WHAT THE TASK REQUIRES: Gather up the lines with the word "Landkreis" in them.

RECORDS FOR THE TASK:
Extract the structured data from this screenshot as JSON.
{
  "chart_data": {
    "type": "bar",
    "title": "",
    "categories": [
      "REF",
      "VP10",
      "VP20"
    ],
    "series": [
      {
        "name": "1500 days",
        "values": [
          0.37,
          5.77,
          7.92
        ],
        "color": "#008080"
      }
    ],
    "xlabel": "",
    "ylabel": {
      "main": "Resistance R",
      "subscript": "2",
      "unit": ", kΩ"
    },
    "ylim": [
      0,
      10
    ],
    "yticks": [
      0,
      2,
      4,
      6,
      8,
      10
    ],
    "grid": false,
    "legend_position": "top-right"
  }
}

* * *

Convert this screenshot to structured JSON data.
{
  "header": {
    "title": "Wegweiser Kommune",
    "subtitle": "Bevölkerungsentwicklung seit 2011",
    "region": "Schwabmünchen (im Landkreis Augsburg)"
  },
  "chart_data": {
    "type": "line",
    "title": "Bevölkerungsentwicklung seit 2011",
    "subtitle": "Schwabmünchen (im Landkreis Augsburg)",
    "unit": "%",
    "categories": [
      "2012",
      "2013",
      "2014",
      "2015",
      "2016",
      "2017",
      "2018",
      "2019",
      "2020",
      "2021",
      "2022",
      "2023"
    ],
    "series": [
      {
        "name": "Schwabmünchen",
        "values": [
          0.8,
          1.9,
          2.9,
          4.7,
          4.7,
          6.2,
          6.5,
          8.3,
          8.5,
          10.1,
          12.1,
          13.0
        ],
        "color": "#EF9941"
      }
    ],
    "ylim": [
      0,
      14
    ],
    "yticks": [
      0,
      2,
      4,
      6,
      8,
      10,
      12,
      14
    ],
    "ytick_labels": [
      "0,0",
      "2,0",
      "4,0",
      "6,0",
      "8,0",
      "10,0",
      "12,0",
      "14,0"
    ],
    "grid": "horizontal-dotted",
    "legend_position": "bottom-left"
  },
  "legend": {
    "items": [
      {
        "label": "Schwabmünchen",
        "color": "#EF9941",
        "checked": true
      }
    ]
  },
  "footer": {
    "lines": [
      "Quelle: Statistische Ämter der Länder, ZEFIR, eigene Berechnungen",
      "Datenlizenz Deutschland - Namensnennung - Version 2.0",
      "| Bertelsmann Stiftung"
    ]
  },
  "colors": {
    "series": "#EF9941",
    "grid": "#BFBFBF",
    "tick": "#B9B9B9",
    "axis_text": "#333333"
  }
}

---

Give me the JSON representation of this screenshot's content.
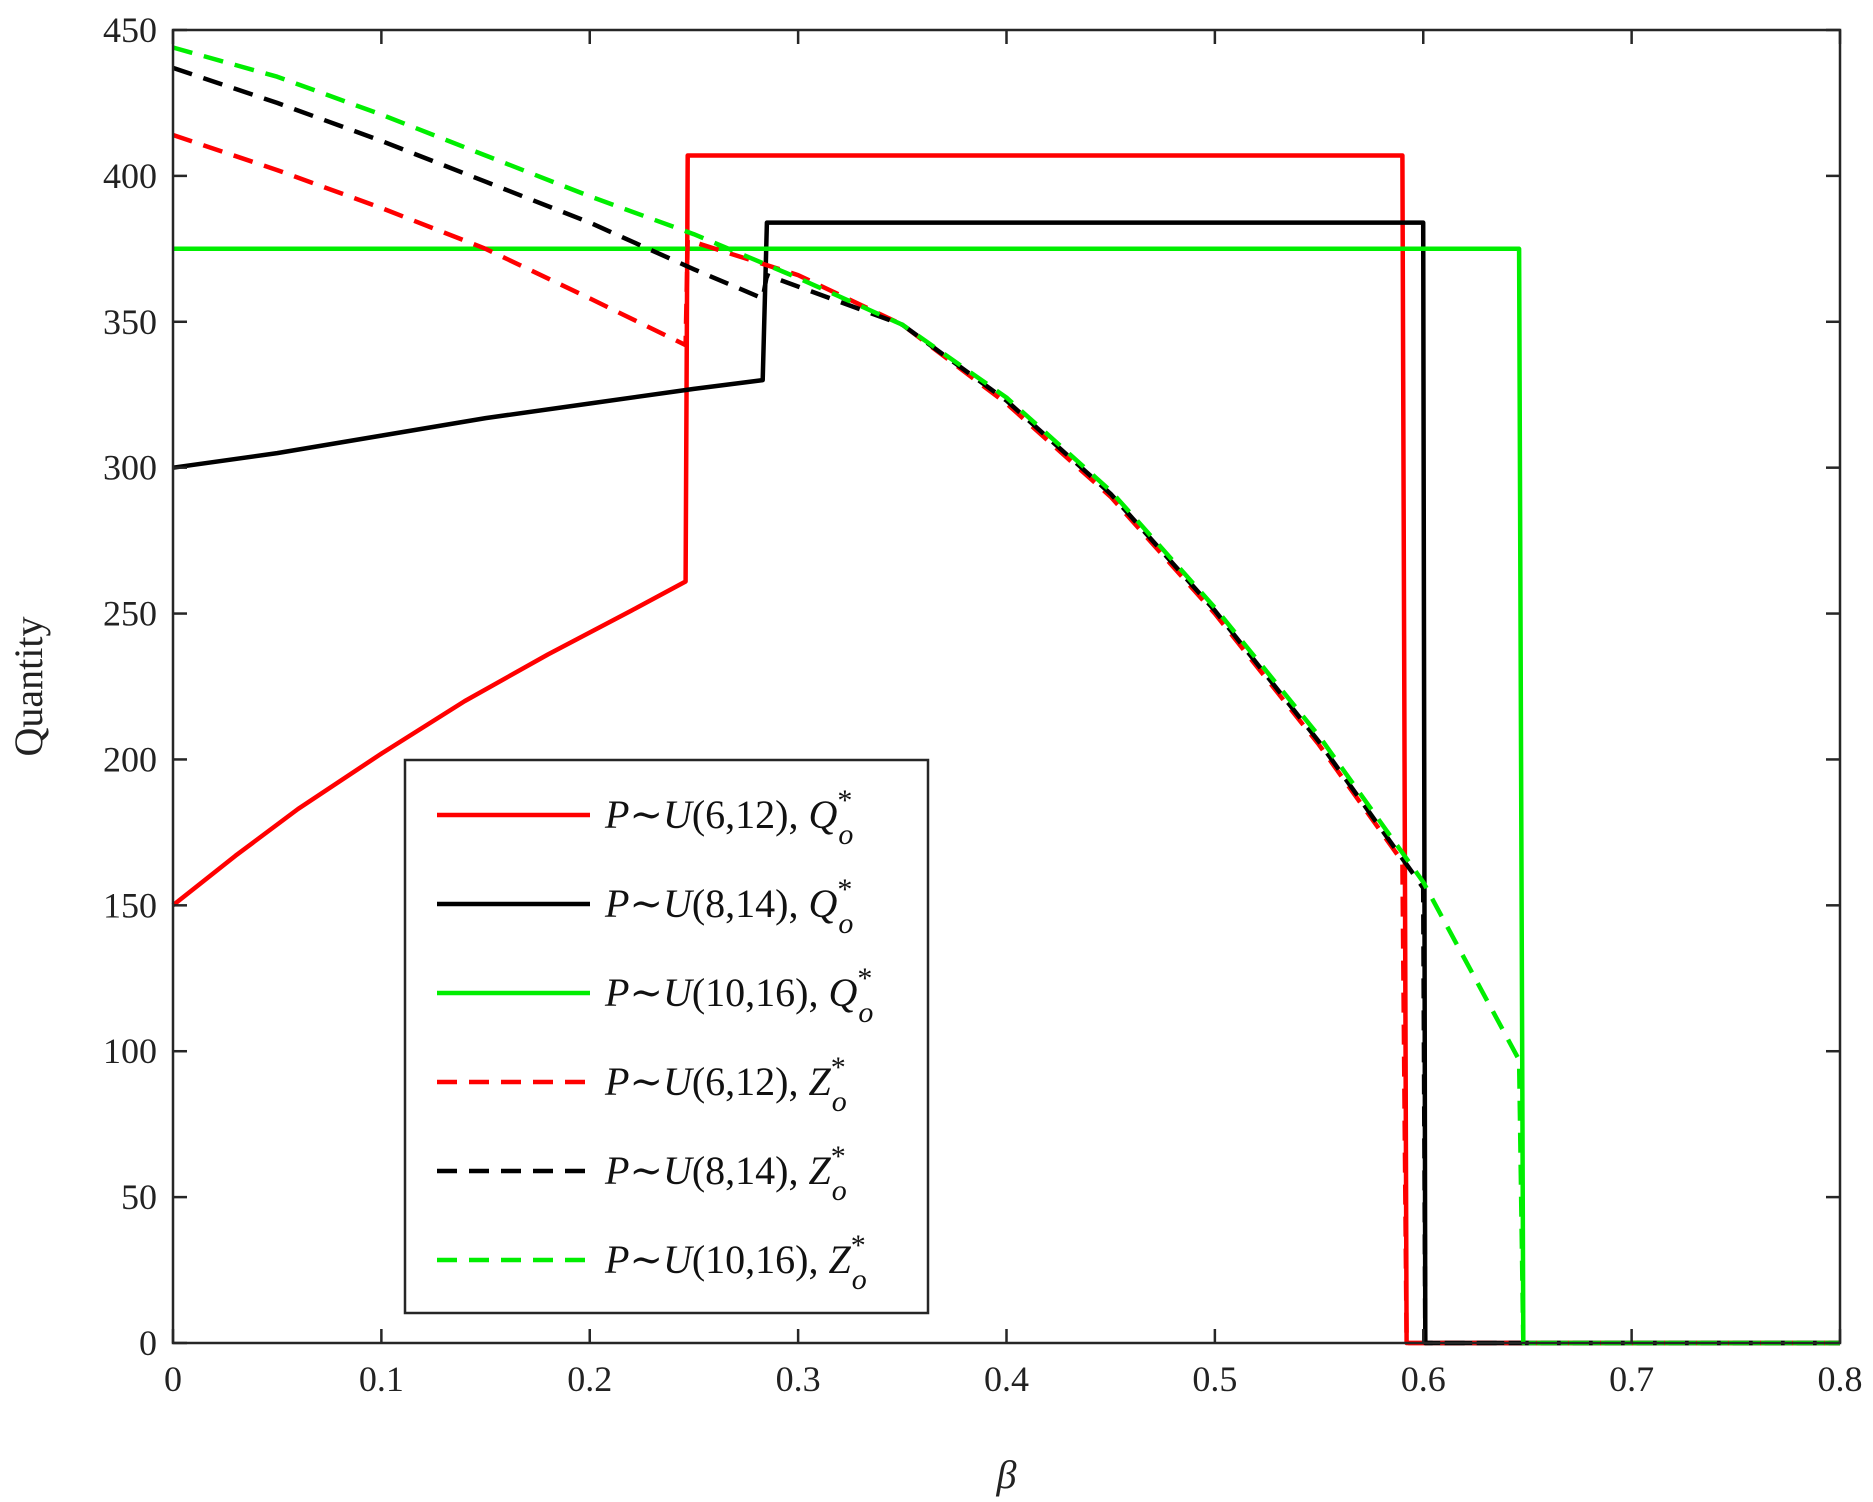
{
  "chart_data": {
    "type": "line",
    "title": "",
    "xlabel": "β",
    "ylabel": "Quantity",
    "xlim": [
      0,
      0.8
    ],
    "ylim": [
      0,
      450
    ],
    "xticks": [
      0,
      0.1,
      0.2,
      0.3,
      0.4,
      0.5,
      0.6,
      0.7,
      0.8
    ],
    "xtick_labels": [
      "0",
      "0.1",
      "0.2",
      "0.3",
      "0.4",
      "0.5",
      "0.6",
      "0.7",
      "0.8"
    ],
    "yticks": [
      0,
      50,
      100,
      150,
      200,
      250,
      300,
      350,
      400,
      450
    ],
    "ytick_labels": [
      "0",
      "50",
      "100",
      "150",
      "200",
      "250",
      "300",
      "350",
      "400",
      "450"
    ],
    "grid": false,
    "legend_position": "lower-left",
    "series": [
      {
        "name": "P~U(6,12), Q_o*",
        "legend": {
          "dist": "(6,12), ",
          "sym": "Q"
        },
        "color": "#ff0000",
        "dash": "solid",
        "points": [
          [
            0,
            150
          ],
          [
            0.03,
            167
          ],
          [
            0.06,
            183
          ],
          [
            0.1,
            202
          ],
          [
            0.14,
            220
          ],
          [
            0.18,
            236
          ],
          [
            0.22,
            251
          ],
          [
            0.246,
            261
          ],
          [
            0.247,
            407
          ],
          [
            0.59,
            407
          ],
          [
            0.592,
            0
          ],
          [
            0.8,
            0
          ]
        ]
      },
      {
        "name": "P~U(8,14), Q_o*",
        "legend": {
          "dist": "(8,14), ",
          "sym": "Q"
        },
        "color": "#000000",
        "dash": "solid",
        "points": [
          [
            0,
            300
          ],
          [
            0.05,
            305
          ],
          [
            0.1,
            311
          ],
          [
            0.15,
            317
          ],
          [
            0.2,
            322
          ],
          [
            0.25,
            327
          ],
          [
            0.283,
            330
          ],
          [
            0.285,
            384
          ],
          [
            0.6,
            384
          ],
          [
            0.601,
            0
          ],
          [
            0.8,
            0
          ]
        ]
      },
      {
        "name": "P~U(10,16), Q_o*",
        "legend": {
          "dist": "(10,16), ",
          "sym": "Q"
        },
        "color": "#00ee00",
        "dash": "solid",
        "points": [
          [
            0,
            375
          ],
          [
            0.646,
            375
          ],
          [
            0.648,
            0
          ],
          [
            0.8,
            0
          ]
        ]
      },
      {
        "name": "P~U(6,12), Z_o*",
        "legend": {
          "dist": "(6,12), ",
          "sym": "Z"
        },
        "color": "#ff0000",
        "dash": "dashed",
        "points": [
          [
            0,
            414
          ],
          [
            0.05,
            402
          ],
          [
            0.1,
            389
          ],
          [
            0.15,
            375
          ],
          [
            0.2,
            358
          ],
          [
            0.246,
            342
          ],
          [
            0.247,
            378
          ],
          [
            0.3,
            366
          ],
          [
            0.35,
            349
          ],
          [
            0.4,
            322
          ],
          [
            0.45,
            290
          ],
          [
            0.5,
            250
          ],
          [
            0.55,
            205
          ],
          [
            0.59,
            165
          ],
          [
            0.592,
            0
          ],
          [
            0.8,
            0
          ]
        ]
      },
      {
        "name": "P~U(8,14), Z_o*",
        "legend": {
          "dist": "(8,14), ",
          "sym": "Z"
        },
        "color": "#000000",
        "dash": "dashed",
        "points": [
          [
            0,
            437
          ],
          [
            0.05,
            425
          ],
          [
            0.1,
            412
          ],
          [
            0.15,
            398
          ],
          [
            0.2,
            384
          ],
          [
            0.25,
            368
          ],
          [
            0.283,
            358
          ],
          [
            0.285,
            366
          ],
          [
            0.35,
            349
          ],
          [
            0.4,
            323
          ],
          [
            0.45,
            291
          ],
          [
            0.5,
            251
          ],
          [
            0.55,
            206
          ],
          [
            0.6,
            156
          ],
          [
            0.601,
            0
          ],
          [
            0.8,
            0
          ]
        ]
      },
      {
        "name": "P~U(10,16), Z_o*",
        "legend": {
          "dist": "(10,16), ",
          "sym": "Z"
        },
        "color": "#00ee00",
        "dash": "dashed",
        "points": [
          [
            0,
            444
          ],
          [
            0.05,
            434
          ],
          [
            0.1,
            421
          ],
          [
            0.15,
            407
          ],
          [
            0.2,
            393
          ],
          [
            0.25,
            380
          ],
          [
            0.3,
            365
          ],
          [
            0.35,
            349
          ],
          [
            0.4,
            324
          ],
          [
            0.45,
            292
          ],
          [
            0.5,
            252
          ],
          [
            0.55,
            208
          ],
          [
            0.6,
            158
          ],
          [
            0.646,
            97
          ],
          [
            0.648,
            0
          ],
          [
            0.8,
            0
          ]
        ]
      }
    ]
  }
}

EXPECTED ANSWER:
    "region": "Schwabmünchen (im Landkreis Augsburg)"
    "subtitle": "Schwabmünchen (im Landkreis Augsburg)",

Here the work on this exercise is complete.